# [Work required]
Word for word, repeat the entries, minus the pictures.

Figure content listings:
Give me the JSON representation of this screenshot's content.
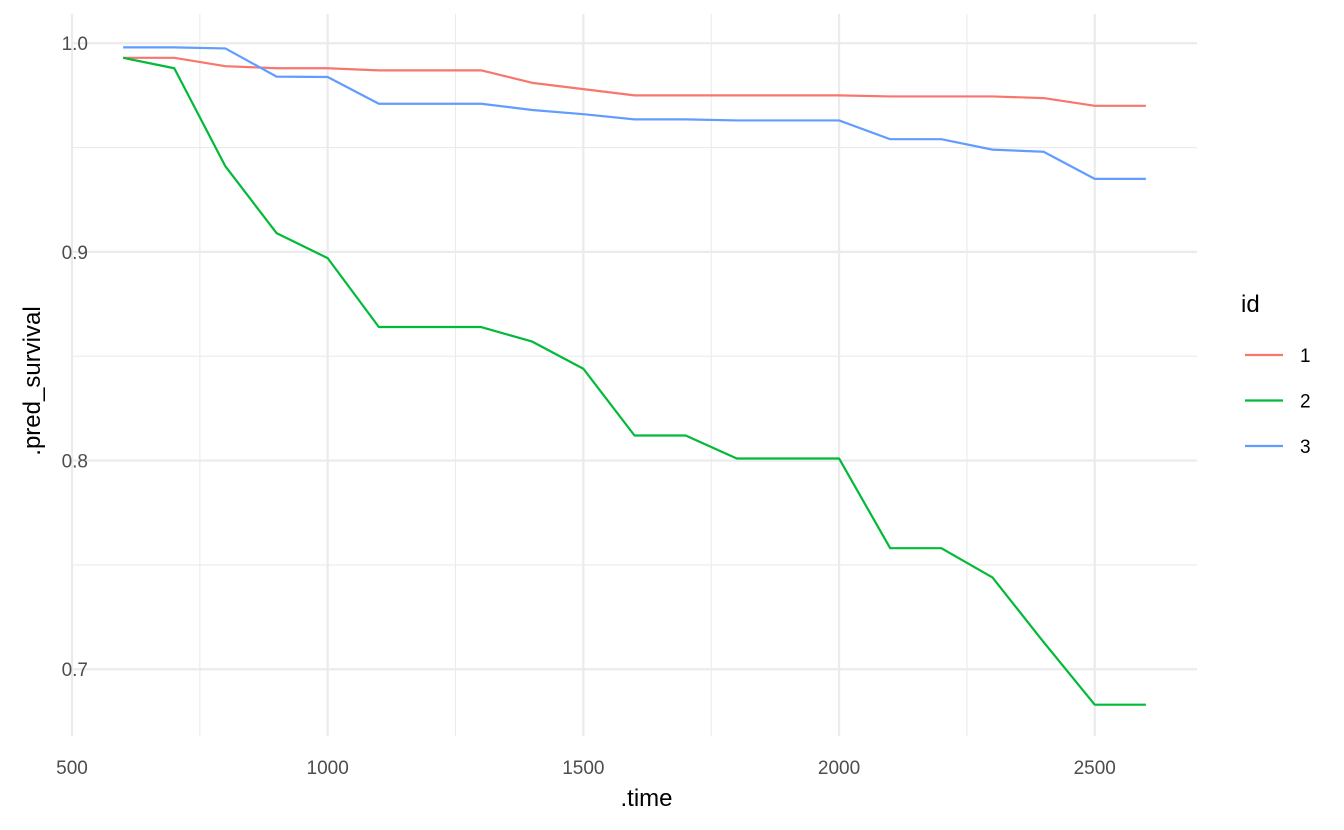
{
  "chart_data": {
    "type": "line",
    "title": "",
    "xlabel": ".time",
    "ylabel": ".pred_survival",
    "xlim": [
      500,
      2700
    ],
    "ylim": [
      0.668,
      1.014
    ],
    "x_ticks": [
      500,
      1000,
      1500,
      2000,
      2500
    ],
    "x_tick_labels": [
      "500",
      "1000",
      "1500",
      "2000",
      "2500"
    ],
    "y_ticks": [
      0.7,
      0.8,
      0.9,
      1.0
    ],
    "y_tick_labels": [
      "0.7",
      "0.8",
      "0.9",
      "1.0"
    ],
    "grid": true,
    "legend": {
      "title": "id",
      "position": "right"
    },
    "x": [
      600,
      700,
      800,
      900,
      1000,
      1100,
      1200,
      1300,
      1400,
      1500,
      1600,
      1700,
      1800,
      1900,
      2000,
      2100,
      2200,
      2300,
      2400,
      2500,
      2600
    ],
    "series": [
      {
        "name": "1",
        "color": "#F8766D",
        "values": [
          0.993,
          0.993,
          0.989,
          0.988,
          0.988,
          0.987,
          0.987,
          0.987,
          0.981,
          0.978,
          0.975,
          0.975,
          0.975,
          0.975,
          0.975,
          0.9745,
          0.9745,
          0.9745,
          0.9737,
          0.97,
          0.97
        ]
      },
      {
        "name": "2",
        "color": "#00BA38",
        "values": [
          0.993,
          0.988,
          0.941,
          0.909,
          0.897,
          0.864,
          0.864,
          0.864,
          0.857,
          0.844,
          0.812,
          0.812,
          0.801,
          0.801,
          0.801,
          0.758,
          0.758,
          0.744,
          0.713,
          0.683,
          0.683
        ]
      },
      {
        "name": "3",
        "color": "#619CFF",
        "values": [
          0.998,
          0.998,
          0.9975,
          0.984,
          0.9838,
          0.971,
          0.971,
          0.971,
          0.968,
          0.966,
          0.9635,
          0.9635,
          0.963,
          0.963,
          0.963,
          0.954,
          0.954,
          0.949,
          0.948,
          0.935,
          0.935
        ]
      }
    ]
  }
}
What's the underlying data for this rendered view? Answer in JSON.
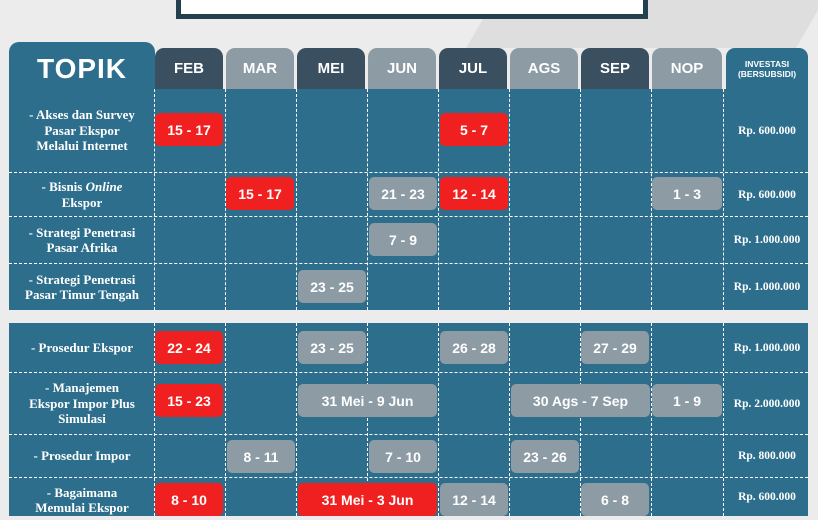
{
  "colors": {
    "primary": "#2d6e8d",
    "header_dark": "#3a4f5f",
    "header_light": "#8d9ba5",
    "accent_red": "#f02020",
    "pill_gray": "#8d9ba5"
  },
  "header": {
    "topic": "TOPIK",
    "months": [
      "FEB",
      "MAR",
      "MEI",
      "JUN",
      "JUL",
      "AGS",
      "SEP",
      "NOP"
    ],
    "investment_line1": "INVESTASI",
    "investment_line2": "(BERSUBSIDI)"
  },
  "rows": [
    {
      "topic": [
        "- Akses dan Survey",
        "Pasar Ekspor",
        "Melalui Internet"
      ],
      "investment": "Rp. 600.000",
      "dates": [
        {
          "label": "15 - 17",
          "color": "red"
        },
        {
          "label": "5 - 7",
          "color": "red"
        }
      ]
    },
    {
      "topic": [
        "- Bisnis ",
        "Online",
        "Ekspor"
      ],
      "investment": "Rp. 600.000",
      "dates": [
        {
          "label": "15 - 17",
          "color": "red"
        },
        {
          "label": "21 - 23",
          "color": "gray"
        },
        {
          "label": "12 - 14",
          "color": "red"
        },
        {
          "label": "1 - 3",
          "color": "gray"
        }
      ]
    },
    {
      "topic": [
        "- Strategi Penetrasi",
        "Pasar Afrika"
      ],
      "investment": "Rp. 1.000.000",
      "dates": [
        {
          "label": "7 - 9",
          "color": "gray"
        }
      ]
    },
    {
      "topic": [
        "- Strategi Penetrasi",
        "Pasar Timur Tengah"
      ],
      "investment": "Rp. 1.000.000",
      "dates": [
        {
          "label": "23 - 25",
          "color": "gray"
        }
      ]
    },
    {
      "topic": [
        "- Prosedur Ekspor"
      ],
      "investment": "Rp. 1.000.000",
      "dates": [
        {
          "label": "22 - 24",
          "color": "red"
        },
        {
          "label": "23 - 25",
          "color": "gray"
        },
        {
          "label": "26 - 28",
          "color": "gray"
        },
        {
          "label": "27 - 29",
          "color": "gray"
        }
      ]
    },
    {
      "topic": [
        "- Manajemen",
        "Ekspor Impor Plus",
        "Simulasi"
      ],
      "investment": "Rp. 2.000.000",
      "dates": [
        {
          "label": "15 - 23",
          "color": "red"
        },
        {
          "label": "31 Mei - 9 Jun",
          "color": "gray"
        },
        {
          "label": "30 Ags - 7 Sep",
          "color": "gray"
        },
        {
          "label": "1 - 9",
          "color": "gray"
        }
      ]
    },
    {
      "topic": [
        "- Prosedur Impor"
      ],
      "investment": "Rp. 800.000",
      "dates": [
        {
          "label": "8 - 11",
          "color": "gray"
        },
        {
          "label": "7 - 10",
          "color": "gray"
        },
        {
          "label": "23 - 26",
          "color": "gray"
        }
      ]
    },
    {
      "topic": [
        "- Bagaimana",
        "Memulai Ekspor"
      ],
      "investment": "Rp. 600.000",
      "dates": [
        {
          "label": "8 - 10",
          "color": "red"
        },
        {
          "label": "31 Mei - 3 Jun",
          "color": "red"
        },
        {
          "label": "12 - 14",
          "color": "gray"
        },
        {
          "label": "6 - 8",
          "color": "gray"
        }
      ]
    }
  ]
}
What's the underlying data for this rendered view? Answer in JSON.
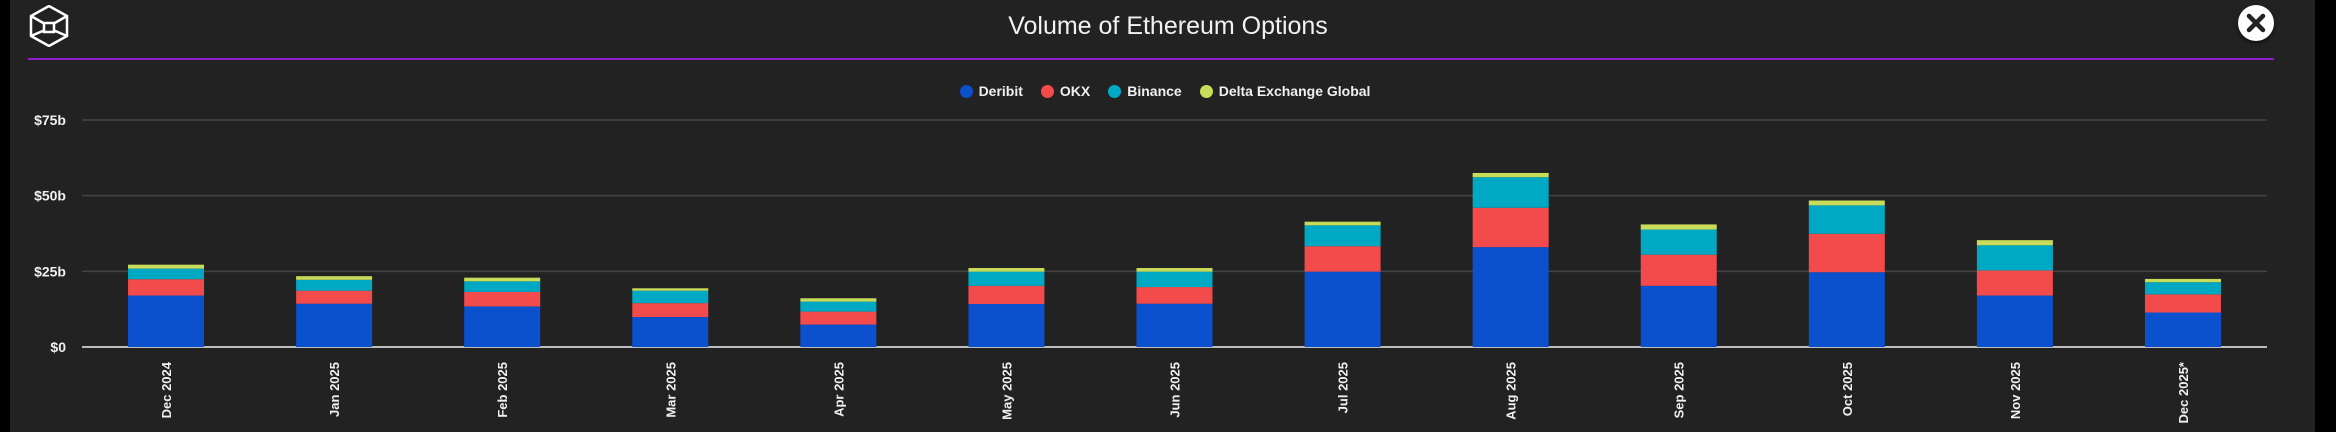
{
  "header": {
    "title": "Volume of Ethereum Options",
    "logo_icon": "cube-logo-icon",
    "close_icon": "close-icon",
    "accent_color": "#8e1ec9"
  },
  "chart_data": {
    "type": "bar",
    "stacked": true,
    "title": "Volume of Ethereum Options",
    "xlabel": "",
    "ylabel": "",
    "ylim": [
      0,
      75
    ],
    "yunit": "USD billions",
    "yticks": [
      0,
      25,
      50,
      75
    ],
    "ytick_labels": [
      "$0",
      "$25b",
      "$50b",
      "$75b"
    ],
    "grid": true,
    "legend_position": "top-center",
    "categories": [
      "Dec 2024",
      "Jan 2025",
      "Feb 2025",
      "Mar 2025",
      "Apr 2025",
      "May 2025",
      "Jun 2025",
      "Jul 2025",
      "Aug 2025",
      "Sep 2025",
      "Oct 2025",
      "Nov 2025",
      "Dec 2025*"
    ],
    "series": [
      {
        "name": "Deribit",
        "color": "#0b50cc",
        "values": [
          17.0,
          14.3,
          13.4,
          9.9,
          7.4,
          14.2,
          14.3,
          24.9,
          33.0,
          20.2,
          24.7,
          17.0,
          11.4
        ]
      },
      {
        "name": "OKX",
        "color": "#f34b4b",
        "values": [
          5.4,
          4.3,
          4.8,
          4.6,
          4.3,
          6.0,
          5.5,
          8.4,
          13.0,
          10.3,
          12.7,
          8.3,
          6.0
        ]
      },
      {
        "name": "Binance",
        "color": "#00a9c3",
        "values": [
          3.5,
          3.6,
          3.5,
          4.1,
          3.3,
          4.7,
          5.1,
          6.9,
          10.1,
          8.3,
          9.4,
          8.3,
          4.0
        ]
      },
      {
        "name": "Delta Exchange Global",
        "color": "#c8dc5a",
        "values": [
          1.3,
          1.2,
          1.2,
          0.8,
          1.1,
          1.2,
          1.2,
          1.2,
          1.4,
          1.7,
          1.6,
          1.7,
          1.1
        ]
      }
    ]
  }
}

# [Exercise result]
Give me the JSON representation of this screenshot's content.
{
  "chart_data": {
    "type": "line",
    "title": "",
    "xlabel": ".time",
    "ylabel": ".pred_survival",
    "xlim": [
      500,
      2700
    ],
    "ylim": [
      0.668,
      1.014
    ],
    "x_ticks": [
      500,
      1000,
      1500,
      2000,
      2500
    ],
    "x_tick_labels": [
      "500",
      "1000",
      "1500",
      "2000",
      "2500"
    ],
    "y_ticks": [
      0.7,
      0.8,
      0.9,
      1.0
    ],
    "y_tick_labels": [
      "0.7",
      "0.8",
      "0.9",
      "1.0"
    ],
    "grid": true,
    "legend": {
      "title": "id",
      "position": "right"
    },
    "x": [
      600,
      700,
      800,
      900,
      1000,
      1100,
      1200,
      1300,
      1400,
      1500,
      1600,
      1700,
      1800,
      1900,
      2000,
      2100,
      2200,
      2300,
      2400,
      2500,
      2600
    ],
    "series": [
      {
        "name": "1",
        "color": "#F8766D",
        "values": [
          0.993,
          0.993,
          0.989,
          0.988,
          0.988,
          0.987,
          0.987,
          0.987,
          0.981,
          0.978,
          0.975,
          0.975,
          0.975,
          0.975,
          0.975,
          0.9745,
          0.9745,
          0.9745,
          0.9737,
          0.97,
          0.97
        ]
      },
      {
        "name": "2",
        "color": "#00BA38",
        "values": [
          0.993,
          0.988,
          0.941,
          0.909,
          0.897,
          0.864,
          0.864,
          0.864,
          0.857,
          0.844,
          0.812,
          0.812,
          0.801,
          0.801,
          0.801,
          0.758,
          0.758,
          0.744,
          0.713,
          0.683,
          0.683
        ]
      },
      {
        "name": "3",
        "color": "#619CFF",
        "values": [
          0.998,
          0.998,
          0.9975,
          0.984,
          0.9838,
          0.971,
          0.971,
          0.971,
          0.968,
          0.966,
          0.9635,
          0.9635,
          0.963,
          0.963,
          0.963,
          0.954,
          0.954,
          0.949,
          0.948,
          0.935,
          0.935
        ]
      }
    ]
  }
}
What's the underlying data for this rendered view? Answer in JSON.
{
  "colors": {
    "primary": "#2d6e8d",
    "header_dark": "#3a4f5f",
    "header_light": "#8d9ba5",
    "accent_red": "#f02020",
    "pill_gray": "#8d9ba5"
  },
  "header": {
    "topic": "TOPIK",
    "months": [
      "FEB",
      "MAR",
      "MEI",
      "JUN",
      "JUL",
      "AGS",
      "SEP",
      "NOP"
    ],
    "investment_line1": "INVESTASI",
    "investment_line2": "(BERSUBSIDI)"
  },
  "rows": [
    {
      "topic": [
        "- Akses dan Survey",
        "Pasar Ekspor",
        "Melalui Internet"
      ],
      "investment": "Rp. 600.000",
      "dates": [
        {
          "label": "15 - 17",
          "color": "red"
        },
        {
          "label": "5 - 7",
          "color": "red"
        }
      ]
    },
    {
      "topic": [
        "- Bisnis ",
        "Online",
        "Ekspor"
      ],
      "investment": "Rp. 600.000",
      "dates": [
        {
          "label": "15 - 17",
          "color": "red"
        },
        {
          "label": "21 - 23",
          "color": "gray"
        },
        {
          "label": "12 - 14",
          "color": "red"
        },
        {
          "label": "1 - 3",
          "color": "gray"
        }
      ]
    },
    {
      "topic": [
        "- Strategi Penetrasi",
        "Pasar Afrika"
      ],
      "investment": "Rp. 1.000.000",
      "dates": [
        {
          "label": "7 - 9",
          "color": "gray"
        }
      ]
    },
    {
      "topic": [
        "- Strategi Penetrasi",
        "Pasar Timur Tengah"
      ],
      "investment": "Rp. 1.000.000",
      "dates": [
        {
          "label": "23 - 25",
          "color": "gray"
        }
      ]
    },
    {
      "topic": [
        "- Prosedur Ekspor"
      ],
      "investment": "Rp. 1.000.000",
      "dates": [
        {
          "label": "22 - 24",
          "color": "red"
        },
        {
          "label": "23 - 25",
          "color": "gray"
        },
        {
          "label": "26 - 28",
          "color": "gray"
        },
        {
          "label": "27 - 29",
          "color": "gray"
        }
      ]
    },
    {
      "topic": [
        "- Manajemen",
        "Ekspor Impor Plus",
        "Simulasi"
      ],
      "investment": "Rp. 2.000.000",
      "dates": [
        {
          "label": "15 - 23",
          "color": "red"
        },
        {
          "label": "31 Mei - 9 Jun",
          "color": "gray"
        },
        {
          "label": "30 Ags - 7 Sep",
          "color": "gray"
        },
        {
          "label": "1 - 9",
          "color": "gray"
        }
      ]
    },
    {
      "topic": [
        "- Prosedur Impor"
      ],
      "investment": "Rp. 800.000",
      "dates": [
        {
          "label": "8 - 11",
          "color": "gray"
        },
        {
          "label": "7 - 10",
          "color": "gray"
        },
        {
          "label": "23 - 26",
          "color": "gray"
        }
      ]
    },
    {
      "topic": [
        "- Bagaimana",
        "Memulai Ekspor"
      ],
      "investment": "Rp. 600.000",
      "dates": [
        {
          "label": "8 - 10",
          "color": "red"
        },
        {
          "label": "31 Mei - 3 Jun",
          "color": "red"
        },
        {
          "label": "12 - 14",
          "color": "gray"
        },
        {
          "label": "6 - 8",
          "color": "gray"
        }
      ]
    }
  ]
}
What's the underlying data for this rendered view? Answer in JSON.
{
  "header": {
    "title": "Volume of Ethereum Options",
    "logo_icon": "cube-logo-icon",
    "close_icon": "close-icon",
    "accent_color": "#8e1ec9"
  },
  "chart_data": {
    "type": "bar",
    "stacked": true,
    "title": "Volume of Ethereum Options",
    "xlabel": "",
    "ylabel": "",
    "ylim": [
      0,
      75
    ],
    "yunit": "USD billions",
    "yticks": [
      0,
      25,
      50,
      75
    ],
    "ytick_labels": [
      "$0",
      "$25b",
      "$50b",
      "$75b"
    ],
    "grid": true,
    "legend_position": "top-center",
    "categories": [
      "Dec 2024",
      "Jan 2025",
      "Feb 2025",
      "Mar 2025",
      "Apr 2025",
      "May 2025",
      "Jun 2025",
      "Jul 2025",
      "Aug 2025",
      "Sep 2025",
      "Oct 2025",
      "Nov 2025",
      "Dec 2025*"
    ],
    "series": [
      {
        "name": "Deribit",
        "color": "#0b50cc",
        "values": [
          17.0,
          14.3,
          13.4,
          9.9,
          7.4,
          14.2,
          14.3,
          24.9,
          33.0,
          20.2,
          24.7,
          17.0,
          11.4
        ]
      },
      {
        "name": "OKX",
        "color": "#f34b4b",
        "values": [
          5.4,
          4.3,
          4.8,
          4.6,
          4.3,
          6.0,
          5.5,
          8.4,
          13.0,
          10.3,
          12.7,
          8.3,
          6.0
        ]
      },
      {
        "name": "Binance",
        "color": "#00a9c3",
        "values": [
          3.5,
          3.6,
          3.5,
          4.1,
          3.3,
          4.7,
          5.1,
          6.9,
          10.1,
          8.3,
          9.4,
          8.3,
          4.0
        ]
      },
      {
        "name": "Delta Exchange Global",
        "color": "#c8dc5a",
        "values": [
          1.3,
          1.2,
          1.2,
          0.8,
          1.1,
          1.2,
          1.2,
          1.2,
          1.4,
          1.7,
          1.6,
          1.7,
          1.1
        ]
      }
    ]
  }
}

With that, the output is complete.